### Task details:
Return the material word for word. Do not include the pictures.

### Dataset content:
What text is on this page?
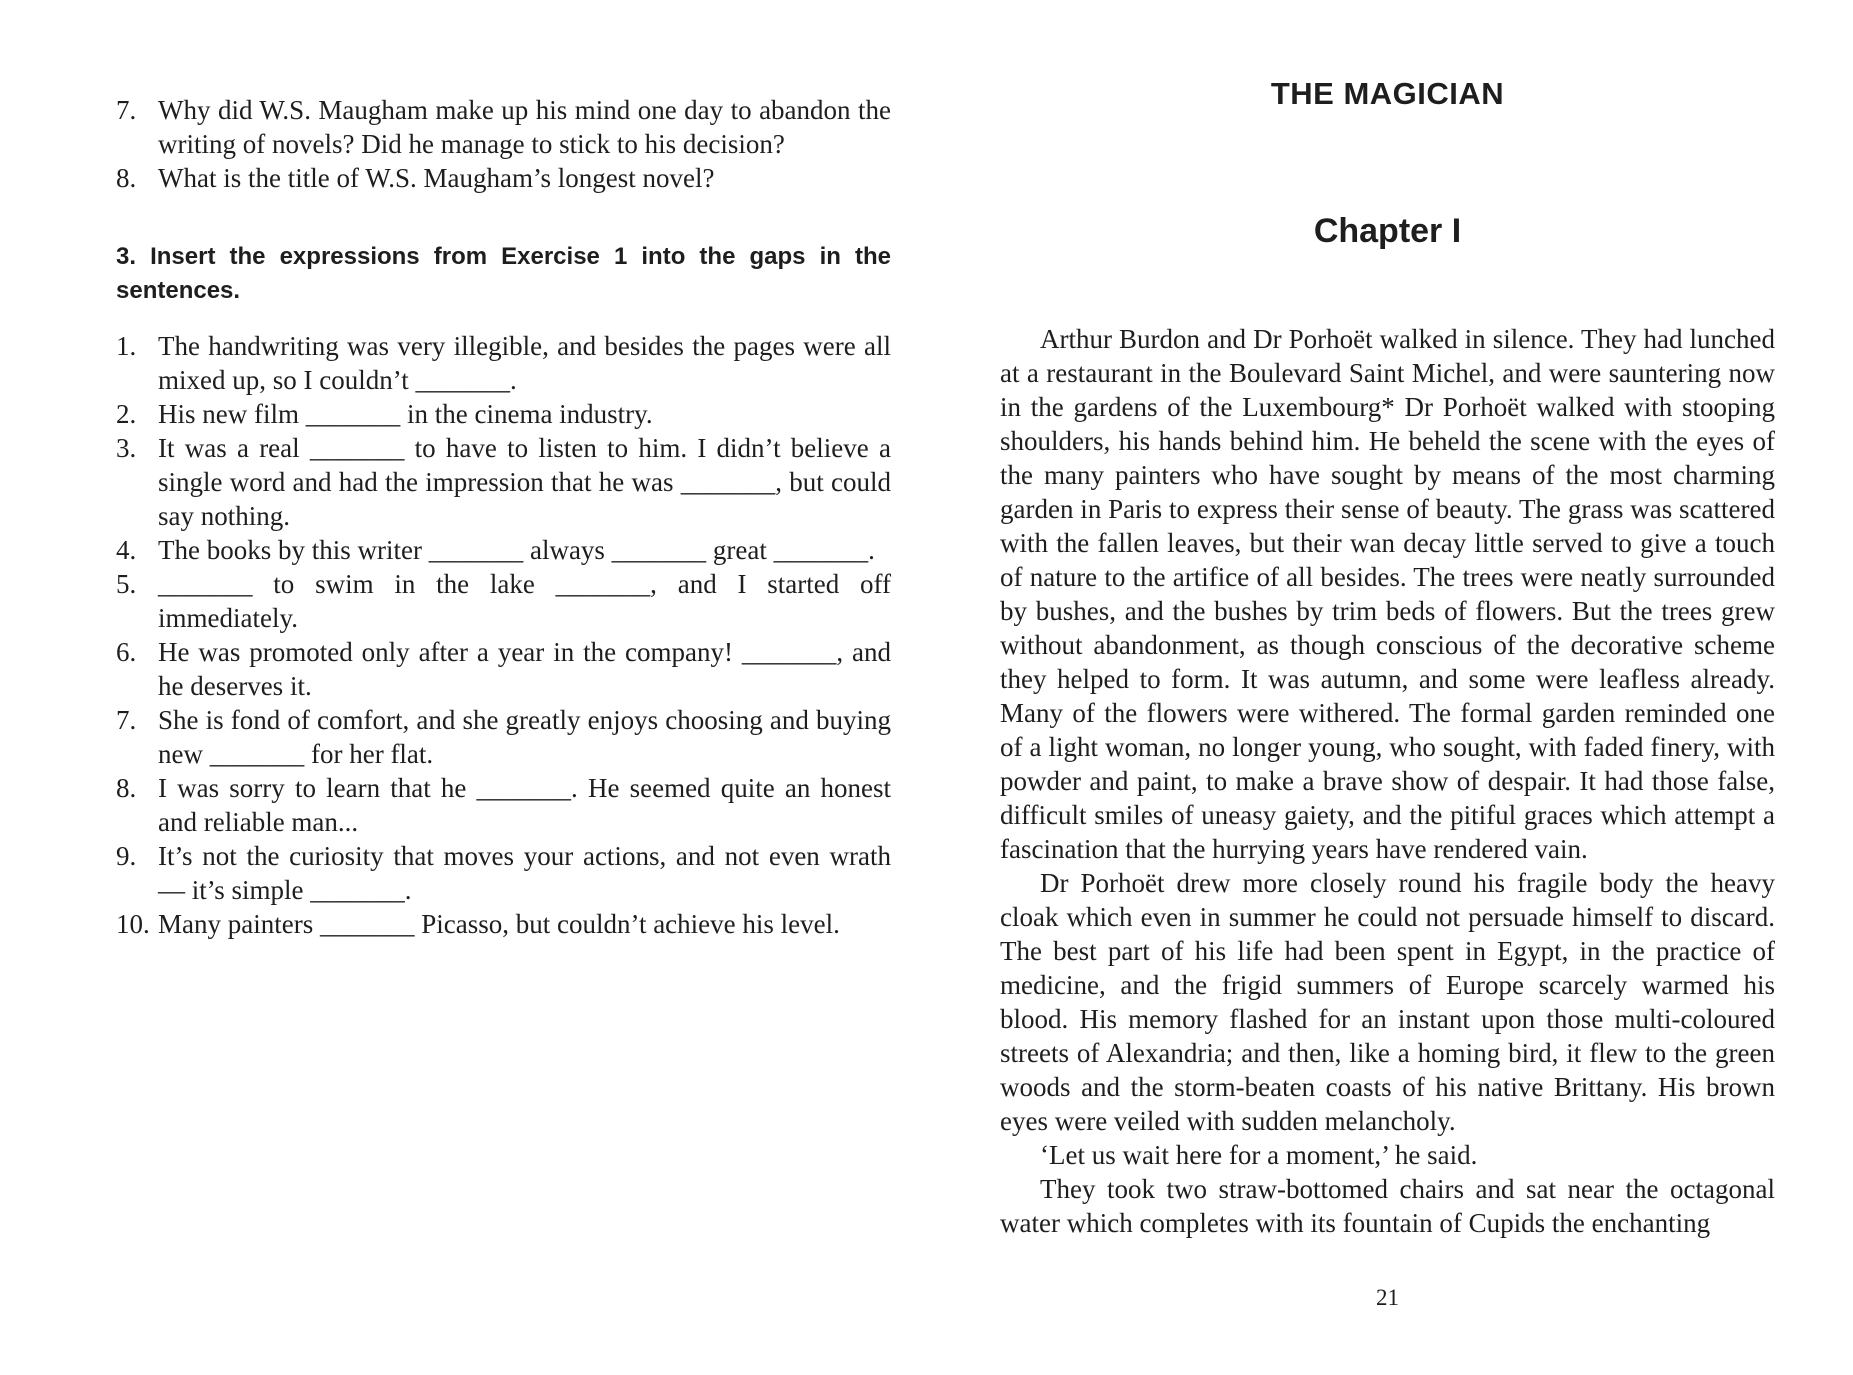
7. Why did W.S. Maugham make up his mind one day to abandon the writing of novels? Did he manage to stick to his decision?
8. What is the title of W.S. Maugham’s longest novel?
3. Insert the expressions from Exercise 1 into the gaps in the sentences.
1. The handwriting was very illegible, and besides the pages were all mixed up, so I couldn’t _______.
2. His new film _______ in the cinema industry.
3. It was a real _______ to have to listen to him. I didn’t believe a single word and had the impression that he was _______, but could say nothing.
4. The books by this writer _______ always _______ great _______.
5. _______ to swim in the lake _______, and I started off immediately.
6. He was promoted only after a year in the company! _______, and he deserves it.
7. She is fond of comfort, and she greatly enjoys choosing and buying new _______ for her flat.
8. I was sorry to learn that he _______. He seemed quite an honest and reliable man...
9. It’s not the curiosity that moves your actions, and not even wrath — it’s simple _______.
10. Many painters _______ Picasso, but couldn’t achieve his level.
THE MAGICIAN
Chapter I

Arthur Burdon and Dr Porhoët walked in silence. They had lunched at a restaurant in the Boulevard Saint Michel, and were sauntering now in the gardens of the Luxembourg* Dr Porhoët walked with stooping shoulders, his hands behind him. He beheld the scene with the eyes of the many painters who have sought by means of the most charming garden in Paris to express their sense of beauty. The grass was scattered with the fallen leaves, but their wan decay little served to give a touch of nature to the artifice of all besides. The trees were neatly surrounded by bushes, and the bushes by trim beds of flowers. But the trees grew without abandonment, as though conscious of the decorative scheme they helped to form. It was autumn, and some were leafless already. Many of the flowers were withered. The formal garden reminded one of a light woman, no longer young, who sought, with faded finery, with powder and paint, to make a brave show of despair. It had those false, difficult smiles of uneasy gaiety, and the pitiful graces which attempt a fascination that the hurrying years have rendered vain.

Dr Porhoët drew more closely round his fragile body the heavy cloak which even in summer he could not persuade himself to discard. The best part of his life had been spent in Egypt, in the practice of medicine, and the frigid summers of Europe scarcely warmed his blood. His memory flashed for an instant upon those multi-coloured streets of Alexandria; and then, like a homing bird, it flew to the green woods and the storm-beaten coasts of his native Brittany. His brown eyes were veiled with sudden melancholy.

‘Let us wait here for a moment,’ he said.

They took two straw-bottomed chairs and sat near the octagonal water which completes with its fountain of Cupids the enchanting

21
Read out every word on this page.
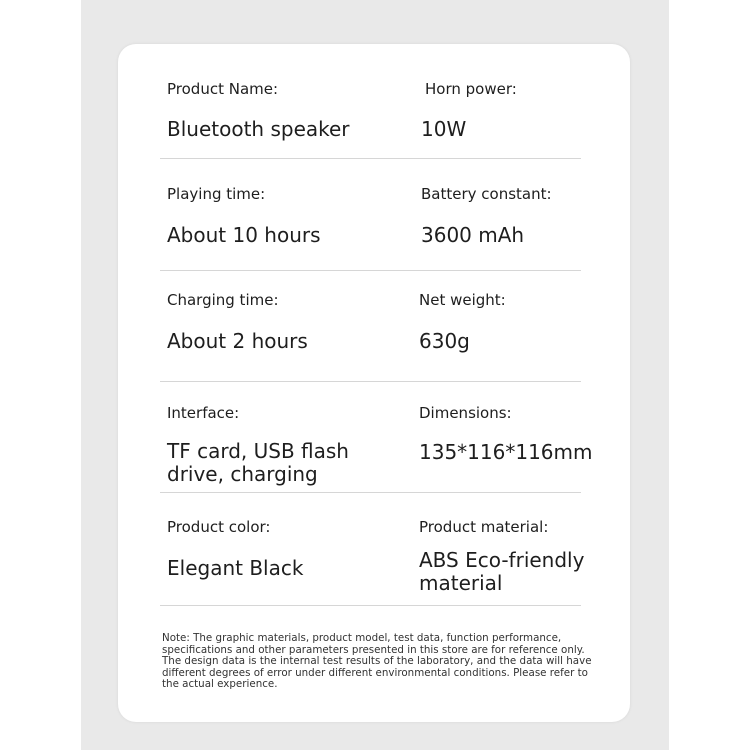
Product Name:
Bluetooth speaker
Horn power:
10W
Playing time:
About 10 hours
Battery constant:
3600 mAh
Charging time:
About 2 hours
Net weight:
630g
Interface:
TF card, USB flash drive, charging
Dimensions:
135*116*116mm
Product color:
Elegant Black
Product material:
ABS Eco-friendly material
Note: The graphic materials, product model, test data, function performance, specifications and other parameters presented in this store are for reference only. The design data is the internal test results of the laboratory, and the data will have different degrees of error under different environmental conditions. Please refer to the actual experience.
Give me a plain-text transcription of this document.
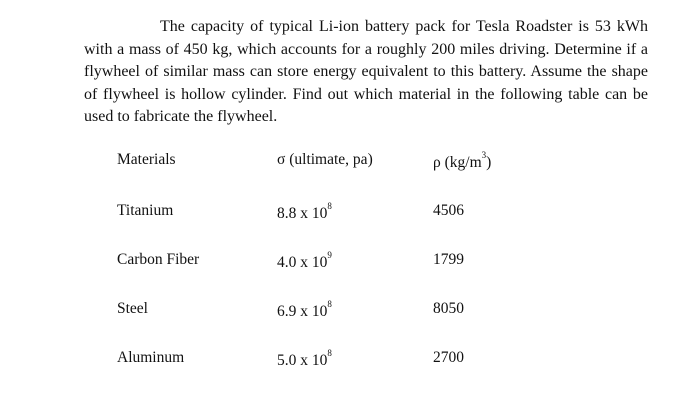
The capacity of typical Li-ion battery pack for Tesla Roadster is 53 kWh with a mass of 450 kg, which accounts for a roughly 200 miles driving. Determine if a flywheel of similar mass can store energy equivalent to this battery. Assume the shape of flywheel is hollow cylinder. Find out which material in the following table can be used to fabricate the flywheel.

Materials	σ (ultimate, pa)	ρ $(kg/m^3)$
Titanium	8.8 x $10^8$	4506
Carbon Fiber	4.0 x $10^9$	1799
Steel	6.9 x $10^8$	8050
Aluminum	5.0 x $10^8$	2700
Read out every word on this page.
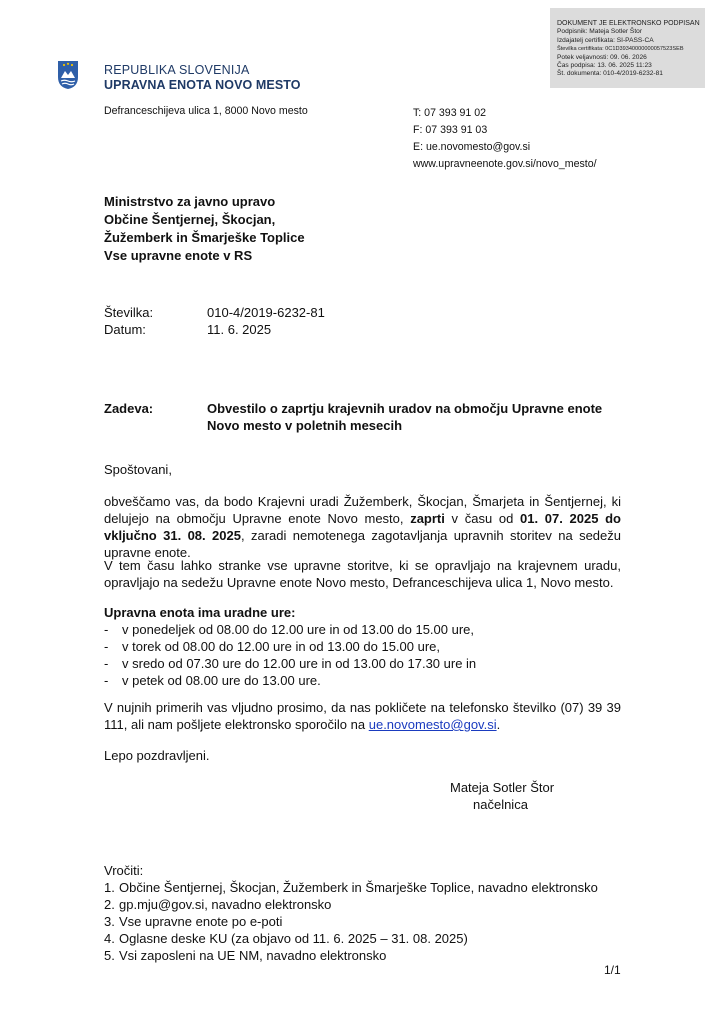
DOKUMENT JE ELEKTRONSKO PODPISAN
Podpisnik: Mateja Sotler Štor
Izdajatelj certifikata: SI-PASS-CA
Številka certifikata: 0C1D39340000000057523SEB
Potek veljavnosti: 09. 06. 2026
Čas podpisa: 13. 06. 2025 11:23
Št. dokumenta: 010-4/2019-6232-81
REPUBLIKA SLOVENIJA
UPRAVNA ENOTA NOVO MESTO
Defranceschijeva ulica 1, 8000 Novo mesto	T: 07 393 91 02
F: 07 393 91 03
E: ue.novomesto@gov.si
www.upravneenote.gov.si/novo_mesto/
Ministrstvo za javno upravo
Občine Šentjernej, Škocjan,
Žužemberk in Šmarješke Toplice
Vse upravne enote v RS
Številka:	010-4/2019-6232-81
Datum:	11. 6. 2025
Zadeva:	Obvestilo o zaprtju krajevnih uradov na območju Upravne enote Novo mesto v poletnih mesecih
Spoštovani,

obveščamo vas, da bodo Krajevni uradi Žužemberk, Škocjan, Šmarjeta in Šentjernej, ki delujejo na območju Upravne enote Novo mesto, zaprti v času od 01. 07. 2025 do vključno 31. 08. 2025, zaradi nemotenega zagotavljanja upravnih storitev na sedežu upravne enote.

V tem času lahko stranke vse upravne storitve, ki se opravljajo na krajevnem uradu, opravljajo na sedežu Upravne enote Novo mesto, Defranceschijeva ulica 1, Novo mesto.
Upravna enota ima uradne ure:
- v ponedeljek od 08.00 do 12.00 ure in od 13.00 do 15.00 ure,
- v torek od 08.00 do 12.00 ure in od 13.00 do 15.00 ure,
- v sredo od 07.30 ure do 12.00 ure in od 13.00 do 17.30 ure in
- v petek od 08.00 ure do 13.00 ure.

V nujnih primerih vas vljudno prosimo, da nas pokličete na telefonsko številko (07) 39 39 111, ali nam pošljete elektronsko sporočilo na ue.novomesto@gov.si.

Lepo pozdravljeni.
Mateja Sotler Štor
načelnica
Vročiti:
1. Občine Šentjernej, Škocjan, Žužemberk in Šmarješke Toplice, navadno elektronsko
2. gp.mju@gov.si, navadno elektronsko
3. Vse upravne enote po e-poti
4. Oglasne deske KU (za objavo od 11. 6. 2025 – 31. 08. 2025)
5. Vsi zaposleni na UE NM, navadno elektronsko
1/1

### The output:
What text is on this page?
7. Why did W.S. Maugham make up his mind one day to abandon the writing of novels? Did he manage to stick to his decision?
8. What is the title of W.S. Maugham’s longest novel?
3. Insert the expressions from Exercise 1 into the gaps in the sentences.
1. The handwriting was very illegible, and besides the pages were all mixed up, so I couldn’t _______.
2. His new film _______ in the cinema industry.
3. It was a real _______ to have to listen to him. I didn’t believe a single word and had the impression that he was _______, but could say nothing.
4. The books by this writer _______ always _______ great _______.
5. _______ to swim in the lake _______, and I started off immediately.
6. He was promoted only after a year in the company! _______, and he deserves it.
7. She is fond of comfort, and she greatly enjoys choosing and buying new _______ for her flat.
8. I was sorry to learn that he _______. He seemed quite an honest and reliable man...
9. It’s not the curiosity that moves your actions, and not even wrath — it’s simple _______.
10. Many painters _______ Picasso, but couldn’t achieve his level.
THE MAGICIAN
Chapter I

Arthur Burdon and Dr Porhoët walked in silence. They had lunched at a restaurant in the Boulevard Saint Michel, and were sauntering now in the gardens of the Luxembourg* Dr Porhoët walked with stooping shoulders, his hands behind him. He beheld the scene with the eyes of the many painters who have sought by means of the most charming garden in Paris to express their sense of beauty. The grass was scattered with the fallen leaves, but their wan decay little served to give a touch of nature to the artifice of all besides. The trees were neatly surrounded by bushes, and the bushes by trim beds of flowers. But the trees grew without abandonment, as though conscious of the decorative scheme they helped to form. It was autumn, and some were leafless already. Many of the flowers were withered. The formal garden reminded one of a light woman, no longer young, who sought, with faded finery, with powder and paint, to make a brave show of despair. It had those false, difficult smiles of uneasy gaiety, and the pitiful graces which attempt a fascination that the hurrying years have rendered vain.

Dr Porhoët drew more closely round his fragile body the heavy cloak which even in summer he could not persuade himself to discard. The best part of his life had been spent in Egypt, in the practice of medicine, and the frigid summers of Europe scarcely warmed his blood. His memory flashed for an instant upon those multi-coloured streets of Alexandria; and then, like a homing bird, it flew to the green woods and the storm-beaten coasts of his native Brittany. His brown eyes were veiled with sudden melancholy.

‘Let us wait here for a moment,’ he said.

They took two straw-bottomed chairs and sat near the octagonal water which completes with its fountain of Cupids the enchanting

21
Read out every word on this page.
Product Name:
Bluetooth speaker
Horn power:
10W
Playing time:
About 10 hours
Battery constant:
3600 mAh
Charging time:
About 2 hours
Net weight:
630g
Interface:
TF card, USB flash drive, charging
Dimensions:
135*116*116mm
Product color:
Elegant Black
Product material:
ABS Eco-friendly material
Note: The graphic materials, product model, test data, function performance, specifications and other parameters presented in this store are for reference only. The design data is the internal test results of the laboratory, and the data will have different degrees of error under different environmental conditions. Please refer to the actual experience.
Give me a plain-text transcription of this document.
The capacity of typical Li-ion battery pack for Tesla Roadster is 53 kWh with a mass of 450 kg, which accounts for a roughly 200 miles driving. Determine if a flywheel of similar mass can store energy equivalent to this battery. Assume the shape of flywheel is hollow cylinder. Find out which material in the following table can be used to fabricate the flywheel.

Materials	σ (ultimate, pa)	ρ $(kg/m^3)$
Titanium	8.8 x $10^8$	4506
Carbon Fiber	4.0 x $10^9$	1799
Steel	6.9 x $10^8$	8050
Aluminum	5.0 x $10^8$	2700
Read out every word on this page.
DOKUMENT JE ELEKTRONSKO PODPISAN
Podpisnik: Mateja Sotler Štor
Izdajatelj certifikata: SI-PASS-CA
Številka certifikata: 0C1D39340000000057523SEB
Potek veljavnosti: 09. 06. 2026
Čas podpisa: 13. 06. 2025 11:23
Št. dokumenta: 010-4/2019-6232-81
REPUBLIKA SLOVENIJA
UPRAVNA ENOTA NOVO MESTO
Defranceschijeva ulica 1, 8000 Novo mesto	T: 07 393 91 02
F: 07 393 91 03
E: ue.novomesto@gov.si
www.upravneenote.gov.si/novo_mesto/
Ministrstvo za javno upravo
Občine Šentjernej, Škocjan,
Žužemberk in Šmarješke Toplice
Vse upravne enote v RS
Številka:	010-4/2019-6232-81
Datum:	11. 6. 2025
Zadeva:	Obvestilo o zaprtju krajevnih uradov na območju Upravne enote Novo mesto v poletnih mesecih
Spoštovani,

obveščamo vas, da bodo Krajevni uradi Žužemberk, Škocjan, Šmarjeta in Šentjernej, ki delujejo na območju Upravne enote Novo mesto, zaprti v času od 01. 07. 2025 do vključno 31. 08. 2025, zaradi nemotenega zagotavljanja upravnih storitev na sedežu upravne enote.

V tem času lahko stranke vse upravne storitve, ki se opravljajo na krajevnem uradu, opravljajo na sedežu Upravne enote Novo mesto, Defranceschijeva ulica 1, Novo mesto.
Upravna enota ima uradne ure:
- v ponedeljek od 08.00 do 12.00 ure in od 13.00 do 15.00 ure,
- v torek od 08.00 do 12.00 ure in od 13.00 do 15.00 ure,
- v sredo od 07.30 ure do 12.00 ure in od 13.00 do 17.30 ure in
- v petek od 08.00 ure do 13.00 ure.

V nujnih primerih vas vljudno prosimo, da nas pokličete na telefonsko številko (07) 39 39 111, ali nam pošljete elektronsko sporočilo na ue.novomesto@gov.si.

Lepo pozdravljeni.
Mateja Sotler Štor
načelnica
Vročiti:
1. Občine Šentjernej, Škocjan, Žužemberk in Šmarješke Toplice, navadno elektronsko
2. gp.mju@gov.si, navadno elektronsko
3. Vse upravne enote po e-poti
4. Oglasne deske KU (za objavo od 11. 6. 2025 – 31. 08. 2025)
5. Vsi zaposleni na UE NM, navadno elektronsko
1/1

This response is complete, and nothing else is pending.